(Source data)
····················

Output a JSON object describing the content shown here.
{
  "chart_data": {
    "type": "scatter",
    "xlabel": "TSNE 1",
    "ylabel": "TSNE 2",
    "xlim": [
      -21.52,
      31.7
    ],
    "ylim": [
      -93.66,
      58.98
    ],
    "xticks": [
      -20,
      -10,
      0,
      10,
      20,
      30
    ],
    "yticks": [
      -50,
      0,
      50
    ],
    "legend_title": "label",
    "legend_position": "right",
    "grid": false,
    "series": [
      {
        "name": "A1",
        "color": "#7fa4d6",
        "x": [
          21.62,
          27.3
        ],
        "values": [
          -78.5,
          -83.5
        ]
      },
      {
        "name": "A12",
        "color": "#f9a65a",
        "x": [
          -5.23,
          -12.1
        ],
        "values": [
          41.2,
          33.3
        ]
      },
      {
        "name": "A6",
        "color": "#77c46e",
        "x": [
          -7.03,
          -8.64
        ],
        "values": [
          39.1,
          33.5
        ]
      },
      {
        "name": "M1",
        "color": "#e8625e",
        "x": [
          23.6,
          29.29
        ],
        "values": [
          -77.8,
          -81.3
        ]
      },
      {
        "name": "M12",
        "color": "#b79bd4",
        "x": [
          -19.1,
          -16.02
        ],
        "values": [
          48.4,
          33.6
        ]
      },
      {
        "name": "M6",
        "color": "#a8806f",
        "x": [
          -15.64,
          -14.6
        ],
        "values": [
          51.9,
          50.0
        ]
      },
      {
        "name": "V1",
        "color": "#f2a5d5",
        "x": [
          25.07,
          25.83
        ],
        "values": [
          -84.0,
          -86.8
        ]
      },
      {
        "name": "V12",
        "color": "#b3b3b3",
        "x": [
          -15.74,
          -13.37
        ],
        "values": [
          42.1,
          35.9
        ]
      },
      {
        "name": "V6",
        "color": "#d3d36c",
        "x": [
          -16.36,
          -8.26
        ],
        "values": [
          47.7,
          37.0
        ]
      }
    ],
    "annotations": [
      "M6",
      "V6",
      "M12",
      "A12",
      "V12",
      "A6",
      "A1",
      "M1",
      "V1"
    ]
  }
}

····················

| WHAT THE EXERCISE ASKS |
Please output the entries above, every line exactly as it reads.

| RESULT FOR THIS EXERCISE |
Output a JSON object describing the content shown here.
{
  "chart_data": {
    "type": "scatter",
    "xlabel": "TSNE 1",
    "ylabel": "TSNE 2",
    "xlim": [
      -21.52,
      31.7
    ],
    "ylim": [
      -93.66,
      58.98
    ],
    "xticks": [
      -20,
      -10,
      0,
      10,
      20,
      30
    ],
    "yticks": [
      -50,
      0,
      50
    ],
    "legend_title": "label",
    "legend_position": "right",
    "grid": false,
    "series": [
      {
        "name": "A1",
        "color": "#7fa4d6",
        "x": [
          21.62,
          27.3
        ],
        "values": [
          -78.5,
          -83.5
        ]
      },
      {
        "name": "A12",
        "color": "#f9a65a",
        "x": [
          -5.23,
          -12.1
        ],
        "values": [
          41.2,
          33.3
        ]
      },
      {
        "name": "A6",
        "color": "#77c46e",
        "x": [
          -7.03,
          -8.64
        ],
        "values": [
          39.1,
          33.5
        ]
      },
      {
        "name": "M1",
        "color": "#e8625e",
        "x": [
          23.6,
          29.29
        ],
        "values": [
          -77.8,
          -81.3
        ]
      },
      {
        "name": "M12",
        "color": "#b79bd4",
        "x": [
          -19.1,
          -16.02
        ],
        "values": [
          48.4,
          33.6
        ]
      },
      {
        "name": "M6",
        "color": "#a8806f",
        "x": [
          -15.64,
          -14.6
        ],
        "values": [
          51.9,
          50.0
        ]
      },
      {
        "name": "V1",
        "color": "#f2a5d5",
        "x": [
          25.07,
          25.83
        ],
        "values": [
          -84.0,
          -86.8
        ]
      },
      {
        "name": "V12",
        "color": "#b3b3b3",
        "x": [
          -15.74,
          -13.37
        ],
        "values": [
          42.1,
          35.9
        ]
      },
      {
        "name": "V6",
        "color": "#d3d36c",
        "x": [
          -16.36,
          -8.26
        ],
        "values": [
          47.7,
          37.0
        ]
      }
    ],
    "annotations": [
      "M6",
      "V6",
      "M12",
      "A12",
      "V12",
      "A6",
      "A1",
      "M1",
      "V1"
    ]
  }
}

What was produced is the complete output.